--- Excerpt to read Enclosed Below ---

You probably have experienced a splash of dirty water on your clothes or have been the perpetrator unconsciously driving around only to realise when it was too late.
Kenyans on Twitter have gone ham on motorists who splash water on pedestrians during the rainy season.
The conversation started when former NTV business news anchor Wallace Kantai wrote, “You’re driving a car. You’re (relatively) dry. (Relatively) warm. You see a puddle in front of you, and your fellow Kenyans walking or standing next to it. Why do you choose to drive into that puddle at high speed, flooding them with cold, dirty water?”
The scenario was termed as common by many tweeps who questioned why some drivers do it intentionally.
Some narrated how it becomes more heartbreaking when the aggrieved is a school going child.
pride, forgetting Nakumatt was once leader in retail market!
— David Wagikuyu (@davidwagikuyu) March 13, 2018
Today a matatu splashed dirty water on a little girl going to school very early in the morning dressed in her very clean uniform. The look on that little girl’s face was so disheartening and helpless.

--- End of Enclosed Excerpt to read ---
--- Record excerpts Enclosed Below ---

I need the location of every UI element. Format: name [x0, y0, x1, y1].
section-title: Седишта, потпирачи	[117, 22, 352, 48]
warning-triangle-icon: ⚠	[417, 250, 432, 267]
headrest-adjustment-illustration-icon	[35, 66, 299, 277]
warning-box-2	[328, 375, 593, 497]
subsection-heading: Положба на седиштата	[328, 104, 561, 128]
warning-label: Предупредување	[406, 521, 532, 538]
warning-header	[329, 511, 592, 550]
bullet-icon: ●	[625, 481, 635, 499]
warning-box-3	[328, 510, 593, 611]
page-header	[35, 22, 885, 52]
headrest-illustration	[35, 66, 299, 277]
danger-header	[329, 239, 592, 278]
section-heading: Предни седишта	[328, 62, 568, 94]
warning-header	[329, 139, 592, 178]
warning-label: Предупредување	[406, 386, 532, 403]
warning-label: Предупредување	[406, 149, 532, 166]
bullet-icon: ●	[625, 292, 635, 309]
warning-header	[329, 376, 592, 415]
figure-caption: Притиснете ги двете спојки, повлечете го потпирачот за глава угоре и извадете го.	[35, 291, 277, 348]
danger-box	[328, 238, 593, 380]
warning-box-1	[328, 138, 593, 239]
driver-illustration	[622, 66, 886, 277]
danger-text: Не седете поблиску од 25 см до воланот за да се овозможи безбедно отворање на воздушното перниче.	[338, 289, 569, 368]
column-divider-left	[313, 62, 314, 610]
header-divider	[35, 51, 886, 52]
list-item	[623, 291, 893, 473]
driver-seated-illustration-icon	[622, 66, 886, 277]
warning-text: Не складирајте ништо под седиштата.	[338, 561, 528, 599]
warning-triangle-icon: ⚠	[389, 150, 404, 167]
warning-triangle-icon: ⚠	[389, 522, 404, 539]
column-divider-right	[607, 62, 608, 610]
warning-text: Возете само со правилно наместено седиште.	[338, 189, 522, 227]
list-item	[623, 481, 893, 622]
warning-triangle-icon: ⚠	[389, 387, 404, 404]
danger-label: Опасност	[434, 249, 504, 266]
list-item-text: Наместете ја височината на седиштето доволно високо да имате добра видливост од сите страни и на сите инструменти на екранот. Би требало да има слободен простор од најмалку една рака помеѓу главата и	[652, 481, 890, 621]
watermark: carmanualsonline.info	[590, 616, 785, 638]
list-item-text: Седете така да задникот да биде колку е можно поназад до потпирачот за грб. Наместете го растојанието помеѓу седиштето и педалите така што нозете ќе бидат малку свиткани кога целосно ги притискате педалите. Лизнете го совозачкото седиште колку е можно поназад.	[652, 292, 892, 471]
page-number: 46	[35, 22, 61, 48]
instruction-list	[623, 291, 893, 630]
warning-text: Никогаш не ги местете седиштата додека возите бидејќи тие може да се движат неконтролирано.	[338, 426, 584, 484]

--- End of Enclosed Record excerpts ---

> [What needs to be done]: Transcribe everything in the article about drivers splashing pedestrians from "You probably have" down to "the rainy season.". The entries stand apart from the article about drivers splashing pedestrians.

> [Output of the exercise]:
You probably have experienced a splash of dirty water on your clothes or have been the perpetrator unconsciously driving around only to realise when it was too late.
Kenyans on Twitter have gone ham on motorists who splash water on pedestrians during the rainy season.